> [Raw data]
......
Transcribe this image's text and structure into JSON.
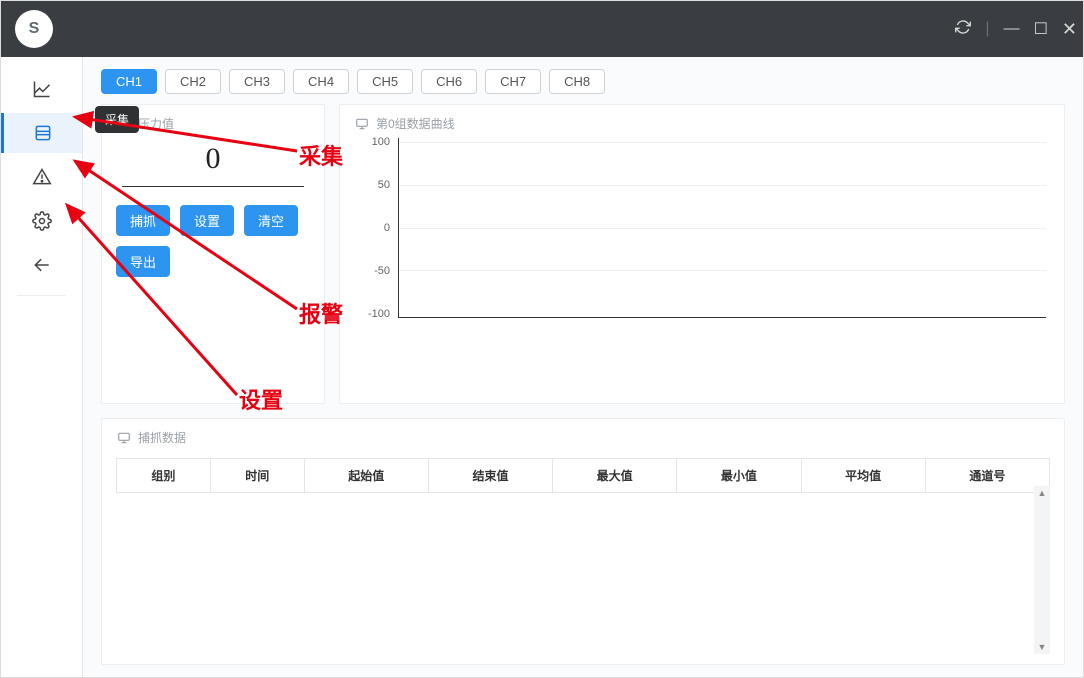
{
  "titlebar": {
    "logo_text": "S"
  },
  "sidebar": {
    "tooltip": "采集"
  },
  "channels": [
    "CH1",
    "CH2",
    "CH3",
    "CH4",
    "CH5",
    "CH6",
    "CH7",
    "CH8"
  ],
  "active_channel": 0,
  "pressure_panel": {
    "title": "压力值",
    "value": "0",
    "btn_capture": "捕抓",
    "btn_settings": "设置",
    "btn_clear": "清空",
    "btn_export": "导出"
  },
  "chart_panel": {
    "title": "第0组数据曲线"
  },
  "chart_data": {
    "type": "line",
    "title": "第0组数据曲线",
    "xlabel": "",
    "ylabel": "",
    "ylim": [
      -100,
      100
    ],
    "y_ticks": [
      100,
      50,
      0,
      -50,
      -100
    ],
    "series": []
  },
  "data_panel": {
    "title": "捕抓数据",
    "columns": [
      "组别",
      "时间",
      "起始值",
      "结束值",
      "最大值",
      "最小值",
      "平均值",
      "通道号"
    ]
  },
  "annotations": {
    "a1": "采集",
    "a2": "报警",
    "a3": "设置"
  }
}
......
> [Stated exercise]
Please transcribe the material above exactly as written. Leave the pictures out.

> [Answer for the task]
Transcribe this image's text and structure into JSON.
{
  "titlebar": {
    "logo_text": "S"
  },
  "sidebar": {
    "tooltip": "采集"
  },
  "channels": [
    "CH1",
    "CH2",
    "CH3",
    "CH4",
    "CH5",
    "CH6",
    "CH7",
    "CH8"
  ],
  "active_channel": 0,
  "pressure_panel": {
    "title": "压力值",
    "value": "0",
    "btn_capture": "捕抓",
    "btn_settings": "设置",
    "btn_clear": "清空",
    "btn_export": "导出"
  },
  "chart_panel": {
    "title": "第0组数据曲线"
  },
  "chart_data": {
    "type": "line",
    "title": "第0组数据曲线",
    "xlabel": "",
    "ylabel": "",
    "ylim": [
      -100,
      100
    ],
    "y_ticks": [
      100,
      50,
      0,
      -50,
      -100
    ],
    "series": []
  },
  "data_panel": {
    "title": "捕抓数据",
    "columns": [
      "组别",
      "时间",
      "起始值",
      "结束值",
      "最大值",
      "最小值",
      "平均值",
      "通道号"
    ]
  },
  "annotations": {
    "a1": "采集",
    "a2": "报警",
    "a3": "设置"
  }
}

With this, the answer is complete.